Rows from a dataset:
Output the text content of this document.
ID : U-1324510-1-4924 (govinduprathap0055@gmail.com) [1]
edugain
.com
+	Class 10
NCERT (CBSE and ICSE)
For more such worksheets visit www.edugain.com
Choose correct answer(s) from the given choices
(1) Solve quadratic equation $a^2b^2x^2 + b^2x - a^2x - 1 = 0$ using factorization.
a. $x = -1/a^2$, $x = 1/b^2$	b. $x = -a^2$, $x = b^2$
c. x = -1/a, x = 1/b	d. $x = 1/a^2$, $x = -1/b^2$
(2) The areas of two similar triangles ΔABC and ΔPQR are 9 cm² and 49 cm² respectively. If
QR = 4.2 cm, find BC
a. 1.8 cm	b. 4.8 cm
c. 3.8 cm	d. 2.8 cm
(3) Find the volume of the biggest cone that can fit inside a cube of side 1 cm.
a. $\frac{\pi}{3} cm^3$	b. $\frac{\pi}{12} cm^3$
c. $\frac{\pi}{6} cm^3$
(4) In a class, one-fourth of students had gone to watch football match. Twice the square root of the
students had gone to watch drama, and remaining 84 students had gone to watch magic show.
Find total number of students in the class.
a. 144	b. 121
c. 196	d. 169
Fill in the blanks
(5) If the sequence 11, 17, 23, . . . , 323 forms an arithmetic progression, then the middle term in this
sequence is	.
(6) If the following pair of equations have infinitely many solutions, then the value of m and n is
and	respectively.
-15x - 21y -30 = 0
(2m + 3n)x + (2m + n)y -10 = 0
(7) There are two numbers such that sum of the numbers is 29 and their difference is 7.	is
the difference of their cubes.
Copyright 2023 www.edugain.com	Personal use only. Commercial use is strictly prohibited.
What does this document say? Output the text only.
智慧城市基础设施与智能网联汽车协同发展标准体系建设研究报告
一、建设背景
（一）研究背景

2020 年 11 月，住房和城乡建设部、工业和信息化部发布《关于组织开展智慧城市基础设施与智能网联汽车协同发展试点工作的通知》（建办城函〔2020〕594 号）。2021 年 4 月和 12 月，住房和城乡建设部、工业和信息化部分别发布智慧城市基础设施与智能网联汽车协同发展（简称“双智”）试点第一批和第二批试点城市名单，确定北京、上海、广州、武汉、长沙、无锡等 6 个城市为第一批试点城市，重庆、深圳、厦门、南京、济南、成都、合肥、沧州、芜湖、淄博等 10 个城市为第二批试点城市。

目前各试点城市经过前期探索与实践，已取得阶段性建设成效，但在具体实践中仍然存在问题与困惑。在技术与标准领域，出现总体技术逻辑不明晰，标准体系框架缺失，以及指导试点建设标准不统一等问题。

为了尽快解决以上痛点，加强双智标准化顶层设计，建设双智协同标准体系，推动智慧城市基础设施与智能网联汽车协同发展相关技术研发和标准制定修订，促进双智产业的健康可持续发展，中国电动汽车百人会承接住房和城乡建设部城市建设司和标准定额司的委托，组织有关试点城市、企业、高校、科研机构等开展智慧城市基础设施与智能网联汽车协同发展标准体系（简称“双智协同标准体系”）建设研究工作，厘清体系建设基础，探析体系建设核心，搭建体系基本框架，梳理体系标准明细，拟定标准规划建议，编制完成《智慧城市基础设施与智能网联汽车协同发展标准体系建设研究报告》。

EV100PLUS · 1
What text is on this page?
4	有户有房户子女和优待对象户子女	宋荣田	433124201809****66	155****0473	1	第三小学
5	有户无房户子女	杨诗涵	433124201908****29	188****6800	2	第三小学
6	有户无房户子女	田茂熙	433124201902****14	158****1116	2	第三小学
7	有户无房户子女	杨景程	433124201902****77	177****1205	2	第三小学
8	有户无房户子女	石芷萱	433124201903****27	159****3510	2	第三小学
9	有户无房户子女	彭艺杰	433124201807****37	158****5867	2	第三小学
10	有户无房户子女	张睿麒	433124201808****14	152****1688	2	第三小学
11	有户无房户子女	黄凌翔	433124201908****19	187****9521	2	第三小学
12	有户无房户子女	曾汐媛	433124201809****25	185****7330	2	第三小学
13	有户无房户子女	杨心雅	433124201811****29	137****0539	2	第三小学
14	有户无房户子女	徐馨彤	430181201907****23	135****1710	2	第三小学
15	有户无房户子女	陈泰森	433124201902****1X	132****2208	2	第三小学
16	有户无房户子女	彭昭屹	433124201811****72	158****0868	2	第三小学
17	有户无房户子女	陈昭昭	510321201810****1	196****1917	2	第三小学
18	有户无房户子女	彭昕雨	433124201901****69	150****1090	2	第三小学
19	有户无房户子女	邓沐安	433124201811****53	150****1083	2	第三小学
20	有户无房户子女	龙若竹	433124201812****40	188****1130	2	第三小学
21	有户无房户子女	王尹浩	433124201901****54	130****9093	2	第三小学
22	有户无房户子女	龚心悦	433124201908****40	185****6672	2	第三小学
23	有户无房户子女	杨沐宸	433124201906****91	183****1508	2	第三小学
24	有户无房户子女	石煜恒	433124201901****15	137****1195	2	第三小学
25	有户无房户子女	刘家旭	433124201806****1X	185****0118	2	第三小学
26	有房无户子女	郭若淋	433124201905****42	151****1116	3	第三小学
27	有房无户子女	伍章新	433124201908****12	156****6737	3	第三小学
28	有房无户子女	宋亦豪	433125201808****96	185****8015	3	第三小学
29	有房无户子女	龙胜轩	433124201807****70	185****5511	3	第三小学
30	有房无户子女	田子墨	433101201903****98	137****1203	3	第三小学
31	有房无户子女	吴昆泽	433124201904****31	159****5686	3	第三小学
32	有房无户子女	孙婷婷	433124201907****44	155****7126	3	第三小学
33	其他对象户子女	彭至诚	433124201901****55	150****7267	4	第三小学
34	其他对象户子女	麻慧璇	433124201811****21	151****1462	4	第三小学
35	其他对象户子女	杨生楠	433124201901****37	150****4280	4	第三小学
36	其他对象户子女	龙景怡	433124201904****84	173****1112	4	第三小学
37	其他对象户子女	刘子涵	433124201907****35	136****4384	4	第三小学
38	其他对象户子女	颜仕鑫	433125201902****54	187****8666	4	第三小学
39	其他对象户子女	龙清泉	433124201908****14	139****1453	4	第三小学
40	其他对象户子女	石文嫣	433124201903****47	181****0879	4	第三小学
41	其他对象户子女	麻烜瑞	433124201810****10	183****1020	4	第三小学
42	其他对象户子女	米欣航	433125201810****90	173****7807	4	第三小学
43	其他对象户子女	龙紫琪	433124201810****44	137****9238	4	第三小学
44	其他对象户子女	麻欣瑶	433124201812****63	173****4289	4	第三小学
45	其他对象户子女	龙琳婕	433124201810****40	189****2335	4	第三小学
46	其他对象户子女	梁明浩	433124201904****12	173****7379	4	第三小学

WRITTEN EXERCISE: Return from the data every line that holds "text".

COMPLETE ANSWER:
Output the text content of this document.
What does this document say? Output the text only.
What text is on this page?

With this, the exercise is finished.